WHAT IS EXPECTED: Each line that follows should be printed again exactly as it stands.

DATASET RECORDS:
* BEGIN *

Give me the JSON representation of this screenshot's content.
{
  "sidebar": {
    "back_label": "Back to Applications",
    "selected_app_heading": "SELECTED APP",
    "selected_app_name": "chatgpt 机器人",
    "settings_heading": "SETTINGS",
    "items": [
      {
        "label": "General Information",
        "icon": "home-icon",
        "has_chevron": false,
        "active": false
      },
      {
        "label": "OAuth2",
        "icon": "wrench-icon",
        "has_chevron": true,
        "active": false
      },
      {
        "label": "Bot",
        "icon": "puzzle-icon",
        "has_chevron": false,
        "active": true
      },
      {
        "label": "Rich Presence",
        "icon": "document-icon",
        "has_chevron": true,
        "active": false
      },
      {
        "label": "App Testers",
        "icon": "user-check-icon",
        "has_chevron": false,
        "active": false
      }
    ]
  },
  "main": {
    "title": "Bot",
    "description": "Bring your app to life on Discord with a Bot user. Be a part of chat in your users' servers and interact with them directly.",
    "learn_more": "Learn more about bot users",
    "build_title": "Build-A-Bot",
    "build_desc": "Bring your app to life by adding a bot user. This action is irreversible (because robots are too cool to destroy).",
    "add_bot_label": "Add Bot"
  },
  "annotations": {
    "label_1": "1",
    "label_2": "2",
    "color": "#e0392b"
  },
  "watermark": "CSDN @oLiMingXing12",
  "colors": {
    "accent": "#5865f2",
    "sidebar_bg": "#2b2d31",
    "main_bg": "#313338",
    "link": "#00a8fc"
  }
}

* END *

THE ANSWER:
Give me the JSON representation of this screenshot's content.
{
  "sidebar": {
    "back_label": "Back to Applications",
    "selected_app_heading": "SELECTED APP",
    "selected_app_name": "chatgpt 机器人",
    "settings_heading": "SETTINGS",
    "items": [
      {
        "label": "General Information",
        "icon": "home-icon",
        "has_chevron": false,
        "active": false
      },
      {
        "label": "OAuth2",
        "icon": "wrench-icon",
        "has_chevron": true,
        "active": false
      },
      {
        "label": "Bot",
        "icon": "puzzle-icon",
        "has_chevron": false,
        "active": true
      },
      {
        "label": "Rich Presence",
        "icon": "document-icon",
        "has_chevron": true,
        "active": false
      },
      {
        "label": "App Testers",
        "icon": "user-check-icon",
        "has_chevron": false,
        "active": false
      }
    ]
  },
  "main": {
    "title": "Bot",
    "description": "Bring your app to life on Discord with a Bot user. Be a part of chat in your users' servers and interact with them directly.",
    "learn_more": "Learn more about bot users",
    "build_title": "Build-A-Bot",
    "build_desc": "Bring your app to life by adding a bot user. This action is irreversible (because robots are too cool to destroy).",
    "add_bot_label": "Add Bot"
  },
  "annotations": {
    "label_1": "1",
    "label_2": "2",
    "color": "#e0392b"
  },
  "watermark": "CSDN @oLiMingXing12",
  "colors": {
    "accent": "#5865f2",
    "sidebar_bg": "#2b2d31",
    "main_bg": "#313338",
    "link": "#00a8fc"
  }
}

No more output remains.